DESCRIPTION OF THE TASK. Below is a block of data; give all of it again word for word.

#### RECORDS SUPPLIED ####

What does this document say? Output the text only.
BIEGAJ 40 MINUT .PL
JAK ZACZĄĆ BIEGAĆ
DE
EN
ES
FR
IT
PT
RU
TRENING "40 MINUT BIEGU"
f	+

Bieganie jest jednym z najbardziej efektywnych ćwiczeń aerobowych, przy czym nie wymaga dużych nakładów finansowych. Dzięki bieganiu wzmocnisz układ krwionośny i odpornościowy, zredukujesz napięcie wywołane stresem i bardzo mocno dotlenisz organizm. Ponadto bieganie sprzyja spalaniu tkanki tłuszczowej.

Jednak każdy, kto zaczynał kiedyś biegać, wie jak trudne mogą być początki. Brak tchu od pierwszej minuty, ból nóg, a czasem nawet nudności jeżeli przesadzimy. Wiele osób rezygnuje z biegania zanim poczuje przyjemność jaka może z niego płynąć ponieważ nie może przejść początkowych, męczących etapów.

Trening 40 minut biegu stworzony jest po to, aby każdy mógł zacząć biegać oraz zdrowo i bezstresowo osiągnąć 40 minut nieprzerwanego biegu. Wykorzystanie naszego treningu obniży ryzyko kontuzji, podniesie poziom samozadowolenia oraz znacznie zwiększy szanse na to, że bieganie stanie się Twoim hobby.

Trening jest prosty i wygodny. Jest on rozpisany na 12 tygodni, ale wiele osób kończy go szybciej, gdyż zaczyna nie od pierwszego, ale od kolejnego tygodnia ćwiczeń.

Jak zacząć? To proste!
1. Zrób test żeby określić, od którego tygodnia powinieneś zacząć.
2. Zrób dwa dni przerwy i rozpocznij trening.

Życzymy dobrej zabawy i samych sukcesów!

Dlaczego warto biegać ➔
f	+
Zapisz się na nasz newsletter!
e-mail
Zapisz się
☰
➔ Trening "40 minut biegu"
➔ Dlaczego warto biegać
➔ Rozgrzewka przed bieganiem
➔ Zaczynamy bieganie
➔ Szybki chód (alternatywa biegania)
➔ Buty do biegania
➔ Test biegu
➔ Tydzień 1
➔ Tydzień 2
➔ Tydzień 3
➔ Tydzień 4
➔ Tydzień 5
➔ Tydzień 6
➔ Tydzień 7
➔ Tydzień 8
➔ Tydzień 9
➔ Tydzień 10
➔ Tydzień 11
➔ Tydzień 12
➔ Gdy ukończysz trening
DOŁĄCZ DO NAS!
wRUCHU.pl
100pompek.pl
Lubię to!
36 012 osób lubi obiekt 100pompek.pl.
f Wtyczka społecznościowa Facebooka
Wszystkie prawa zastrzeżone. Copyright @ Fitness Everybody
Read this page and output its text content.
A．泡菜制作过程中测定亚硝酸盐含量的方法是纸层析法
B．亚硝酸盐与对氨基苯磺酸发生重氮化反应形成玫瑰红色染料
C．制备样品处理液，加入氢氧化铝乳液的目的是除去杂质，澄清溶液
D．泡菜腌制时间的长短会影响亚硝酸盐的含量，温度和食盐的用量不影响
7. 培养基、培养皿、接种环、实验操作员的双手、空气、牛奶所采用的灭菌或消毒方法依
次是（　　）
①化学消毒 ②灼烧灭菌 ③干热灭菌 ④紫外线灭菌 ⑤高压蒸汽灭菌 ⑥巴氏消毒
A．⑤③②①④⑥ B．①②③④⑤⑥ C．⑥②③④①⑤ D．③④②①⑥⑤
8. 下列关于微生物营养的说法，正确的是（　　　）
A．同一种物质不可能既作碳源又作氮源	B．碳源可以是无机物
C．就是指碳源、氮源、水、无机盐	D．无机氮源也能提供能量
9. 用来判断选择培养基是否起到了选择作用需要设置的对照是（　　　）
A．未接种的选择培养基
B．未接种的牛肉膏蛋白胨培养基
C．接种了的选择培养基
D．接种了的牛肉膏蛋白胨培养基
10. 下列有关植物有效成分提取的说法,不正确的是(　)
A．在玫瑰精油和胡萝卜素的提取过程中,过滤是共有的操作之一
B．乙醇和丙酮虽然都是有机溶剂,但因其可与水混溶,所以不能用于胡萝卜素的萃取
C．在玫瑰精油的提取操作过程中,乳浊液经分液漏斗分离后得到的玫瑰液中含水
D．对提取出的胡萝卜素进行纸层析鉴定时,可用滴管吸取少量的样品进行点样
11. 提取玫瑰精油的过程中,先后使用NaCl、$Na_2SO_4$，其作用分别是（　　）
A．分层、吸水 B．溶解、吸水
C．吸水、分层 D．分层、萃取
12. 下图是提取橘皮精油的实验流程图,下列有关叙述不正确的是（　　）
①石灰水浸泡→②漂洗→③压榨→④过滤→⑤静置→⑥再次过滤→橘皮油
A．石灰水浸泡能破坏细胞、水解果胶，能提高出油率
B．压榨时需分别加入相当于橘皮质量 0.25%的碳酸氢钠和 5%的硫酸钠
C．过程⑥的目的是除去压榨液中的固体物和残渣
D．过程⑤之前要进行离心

####

EXERCISE OUTPUT.
What does this document say? Output the text only.
BIEGAJ 40 MINUT .PL
JAK ZACZĄĆ BIEGAĆ
DE
EN
ES
FR
IT
PT
RU
TRENING "40 MINUT BIEGU"
f	+

Bieganie jest jednym z najbardziej efektywnych ćwiczeń aerobowych, przy czym nie wymaga dużych nakładów finansowych. Dzięki bieganiu wzmocnisz układ krwionośny i odpornościowy, zredukujesz napięcie wywołane stresem i bardzo mocno dotlenisz organizm. Ponadto bieganie sprzyja spalaniu tkanki tłuszczowej.

Jednak każdy, kto zaczynał kiedyś biegać, wie jak trudne mogą być początki. Brak tchu od pierwszej minuty, ból nóg, a czasem nawet nudności jeżeli przesadzimy. Wiele osób rezygnuje z biegania zanim poczuje przyjemność jaka może z niego płynąć ponieważ nie może przejść początkowych, męczących etapów.

Trening 40 minut biegu stworzony jest po to, aby każdy mógł zacząć biegać oraz zdrowo i bezstresowo osiągnąć 40 minut nieprzerwanego biegu. Wykorzystanie naszego treningu obniży ryzyko kontuzji, podniesie poziom samozadowolenia oraz znacznie zwiększy szanse na to, że bieganie stanie się Twoim hobby.

Trening jest prosty i wygodny. Jest on rozpisany na 12 tygodni, ale wiele osób kończy go szybciej, gdyż zaczyna nie od pierwszego, ale od kolejnego tygodnia ćwiczeń.

Jak zacząć? To proste!
1. Zrób test żeby określić, od którego tygodnia powinieneś zacząć.
2. Zrób dwa dni przerwy i rozpocznij trening.

Życzymy dobrej zabawy i samych sukcesów!

Dlaczego warto biegać ➔
f	+
Zapisz się na nasz newsletter!
e-mail
Zapisz się
☰
➔ Trening "40 minut biegu"
➔ Dlaczego warto biegać
➔ Rozgrzewka przed bieganiem
➔ Zaczynamy bieganie
➔ Szybki chód (alternatywa biegania)
➔ Buty do biegania
➔ Test biegu
➔ Tydzień 1
➔ Tydzień 2
➔ Tydzień 3
➔ Tydzień 4
➔ Tydzień 5
➔ Tydzień 6
➔ Tydzień 7
➔ Tydzień 8
➔ Tydzień 9
➔ Tydzień 10
➔ Tydzień 11
➔ Tydzień 12
➔ Gdy ukończysz trening
DOŁĄCZ DO NAS!
wRUCHU.pl
100pompek.pl
Lubię to!
36 012 osób lubi obiekt 100pompek.pl.
f Wtyczka społecznościowa Facebooka
Wszystkie prawa zastrzeżone. Copyright @ Fitness Everybody
Read this page and output its text content.
A．泡菜制作过程中测定亚硝酸盐含量的方法是纸层析法
B．亚硝酸盐与对氨基苯磺酸发生重氮化反应形成玫瑰红色染料
C．制备样品处理液，加入氢氧化铝乳液的目的是除去杂质，澄清溶液
D．泡菜腌制时间的长短会影响亚硝酸盐的含量，温度和食盐的用量不影响
7. 培养基、培养皿、接种环、实验操作员的双手、空气、牛奶所采用的灭菌或消毒方法依
次是（　　）
①化学消毒 ②灼烧灭菌 ③干热灭菌 ④紫外线灭菌 ⑤高压蒸汽灭菌 ⑥巴氏消毒
A．⑤③②①④⑥ B．①②③④⑤⑥ C．⑥②③④①⑤ D．③④②①⑥⑤
8. 下列关于微生物营养的说法，正确的是（　　　）
A．同一种物质不可能既作碳源又作氮源	B．碳源可以是无机物
C．就是指碳源、氮源、水、无机盐	D．无机氮源也能提供能量
9. 用来判断选择培养基是否起到了选择作用需要设置的对照是（　　　）
A．未接种的选择培养基
B．未接种的牛肉膏蛋白胨培养基
C．接种了的选择培养基
D．接种了的牛肉膏蛋白胨培养基
10. 下列有关植物有效成分提取的说法,不正确的是(　)
A．在玫瑰精油和胡萝卜素的提取过程中,过滤是共有的操作之一
B．乙醇和丙酮虽然都是有机溶剂,但因其可与水混溶,所以不能用于胡萝卜素的萃取
C．在玫瑰精油的提取操作过程中,乳浊液经分液漏斗分离后得到的玫瑰液中含水
D．对提取出的胡萝卜素进行纸层析鉴定时,可用滴管吸取少量的样品进行点样
11. 提取玫瑰精油的过程中,先后使用NaCl、$Na_2SO_4$，其作用分别是（　　）
A．分层、吸水 B．溶解、吸水
C．吸水、分层 D．分层、萃取
12. 下图是提取橘皮精油的实验流程图,下列有关叙述不正确的是（　　）
①石灰水浸泡→②漂洗→③压榨→④过滤→⑤静置→⑥再次过滤→橘皮油
A．石灰水浸泡能破坏细胞、水解果胶，能提高出油率
B．压榨时需分别加入相当于橘皮质量 0.25%的碳酸氢钠和 5%的硫酸钠
C．过程⑥的目的是除去压榨液中的固体物和残渣
D．过程⑤之前要进行离心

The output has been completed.